PROBLEM DETAILS
Copy out all the records, word for word.

_ _ _ _ _ _ _

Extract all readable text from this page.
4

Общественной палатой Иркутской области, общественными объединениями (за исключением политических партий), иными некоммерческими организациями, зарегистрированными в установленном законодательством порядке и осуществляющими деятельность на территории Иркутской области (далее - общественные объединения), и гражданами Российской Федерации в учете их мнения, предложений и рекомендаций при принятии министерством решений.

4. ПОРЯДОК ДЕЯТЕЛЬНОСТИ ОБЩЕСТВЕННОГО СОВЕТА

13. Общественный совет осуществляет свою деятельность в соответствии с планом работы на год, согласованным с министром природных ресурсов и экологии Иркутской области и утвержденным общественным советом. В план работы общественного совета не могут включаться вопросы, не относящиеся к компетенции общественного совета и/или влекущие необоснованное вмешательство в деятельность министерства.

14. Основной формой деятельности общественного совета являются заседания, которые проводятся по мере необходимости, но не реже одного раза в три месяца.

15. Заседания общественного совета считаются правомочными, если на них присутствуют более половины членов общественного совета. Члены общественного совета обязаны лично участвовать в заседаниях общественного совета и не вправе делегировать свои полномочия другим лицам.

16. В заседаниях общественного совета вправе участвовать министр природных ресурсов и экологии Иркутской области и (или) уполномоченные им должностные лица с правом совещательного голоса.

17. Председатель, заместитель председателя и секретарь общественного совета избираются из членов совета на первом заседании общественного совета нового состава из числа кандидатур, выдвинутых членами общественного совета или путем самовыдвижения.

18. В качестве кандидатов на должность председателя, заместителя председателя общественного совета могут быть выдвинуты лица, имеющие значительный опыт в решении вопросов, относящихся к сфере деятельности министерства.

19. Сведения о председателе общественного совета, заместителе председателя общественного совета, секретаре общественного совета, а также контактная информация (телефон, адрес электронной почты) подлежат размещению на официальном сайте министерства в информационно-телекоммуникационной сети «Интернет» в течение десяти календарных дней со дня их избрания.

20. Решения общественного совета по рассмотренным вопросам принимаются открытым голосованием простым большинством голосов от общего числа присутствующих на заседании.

_ _ _ _ _ _ _

OUTPUT OF THE TASK
Extract all readable text from this page.
4

Общественной палатой Иркутской области, общественными объединениями (за исключением политических партий), иными некоммерческими организациями, зарегистрированными в установленном законодательством порядке и осуществляющими деятельность на территории Иркутской области (далее - общественные объединения), и гражданами Российской Федерации в учете их мнения, предложений и рекомендаций при принятии министерством решений.

4. ПОРЯДОК ДЕЯТЕЛЬНОСТИ ОБЩЕСТВЕННОГО СОВЕТА

13. Общественный совет осуществляет свою деятельность в соответствии с планом работы на год, согласованным с министром природных ресурсов и экологии Иркутской области и утвержденным общественным советом. В план работы общественного совета не могут включаться вопросы, не относящиеся к компетенции общественного совета и/или влекущие необоснованное вмешательство в деятельность министерства.

14. Основной формой деятельности общественного совета являются заседания, которые проводятся по мере необходимости, но не реже одного раза в три месяца.

15. Заседания общественного совета считаются правомочными, если на них присутствуют более половины членов общественного совета. Члены общественного совета обязаны лично участвовать в заседаниях общественного совета и не вправе делегировать свои полномочия другим лицам.

16. В заседаниях общественного совета вправе участвовать министр природных ресурсов и экологии Иркутской области и (или) уполномоченные им должностные лица с правом совещательного голоса.

17. Председатель, заместитель председателя и секретарь общественного совета избираются из членов совета на первом заседании общественного совета нового состава из числа кандидатур, выдвинутых членами общественного совета или путем самовыдвижения.

18. В качестве кандидатов на должность председателя, заместителя председателя общественного совета могут быть выдвинуты лица, имеющие значительный опыт в решении вопросов, относящихся к сфере деятельности министерства.

19. Сведения о председателе общественного совета, заместителе председателя общественного совета, секретаре общественного совета, а также контактная информация (телефон, адрес электронной почты) подлежат размещению на официальном сайте министерства в информационно-телекоммуникационной сети «Интернет» в течение десяти календарных дней со дня их избрания.

20. Решения общественного совета по рассмотренным вопросам принимаются открытым голосованием простым большинством голосов от общего числа присутствующих на заседании.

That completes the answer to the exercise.